:: Challenge ::
Reproduce every entry below precisely; do not include the pictures.

:: Data for the task ::
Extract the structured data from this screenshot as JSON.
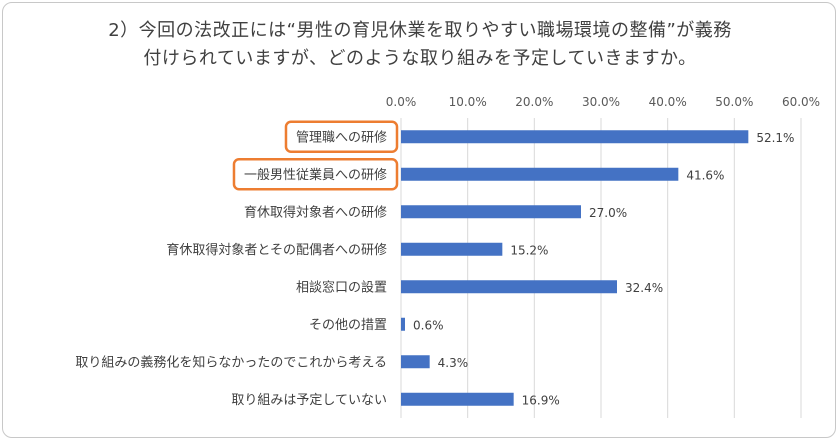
{
  "chart_data": {
    "type": "bar",
    "orientation": "horizontal",
    "title_lines": [
      "2）今回の法改正には“男性の育児休業を取りやすい職場環境の整備”が義務",
      "付けられていますが、どのような取り組みを予定していきますか。"
    ],
    "categories": [
      "管理職への研修",
      "一般男性従業員への研修",
      "育休取得対象者への研修",
      "育休取得対象者とその配偶者への研修",
      "相談窓口の設置",
      "その他の措置",
      "取り組みの義務化を知らなかったのでこれから考える",
      "取り組みは予定していない"
    ],
    "values": [
      52.1,
      41.6,
      27.0,
      15.2,
      32.4,
      0.6,
      4.3,
      16.9
    ],
    "value_labels": [
      "52.1%",
      "41.6%",
      "27.0%",
      "15.2%",
      "32.4%",
      "0.6%",
      "4.3%",
      "16.9%"
    ],
    "xlim": [
      0,
      60
    ],
    "x_ticks": [
      "0.0%",
      "10.0%",
      "20.0%",
      "30.0%",
      "40.0%",
      "50.0%",
      "60.0%"
    ],
    "grid": true,
    "highlighted_categories": [
      0,
      1
    ],
    "colors": {
      "bar": "#4472c4",
      "highlight": "#ed7d31",
      "grid": "#d9d9d9"
    }
  }
}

:: Problem solution ::
Extract the structured data from this screenshot as JSON.
{
  "chart_data": {
    "type": "bar",
    "orientation": "horizontal",
    "title_lines": [
      "2）今回の法改正には“男性の育児休業を取りやすい職場環境の整備”が義務",
      "付けられていますが、どのような取り組みを予定していきますか。"
    ],
    "categories": [
      "管理職への研修",
      "一般男性従業員への研修",
      "育休取得対象者への研修",
      "育休取得対象者とその配偶者への研修",
      "相談窓口の設置",
      "その他の措置",
      "取り組みの義務化を知らなかったのでこれから考える",
      "取り組みは予定していない"
    ],
    "values": [
      52.1,
      41.6,
      27.0,
      15.2,
      32.4,
      0.6,
      4.3,
      16.9
    ],
    "value_labels": [
      "52.1%",
      "41.6%",
      "27.0%",
      "15.2%",
      "32.4%",
      "0.6%",
      "4.3%",
      "16.9%"
    ],
    "xlim": [
      0,
      60
    ],
    "x_ticks": [
      "0.0%",
      "10.0%",
      "20.0%",
      "30.0%",
      "40.0%",
      "50.0%",
      "60.0%"
    ],
    "grid": true,
    "highlighted_categories": [
      0,
      1
    ],
    "colors": {
      "bar": "#4472c4",
      "highlight": "#ed7d31",
      "grid": "#d9d9d9"
    }
  }
}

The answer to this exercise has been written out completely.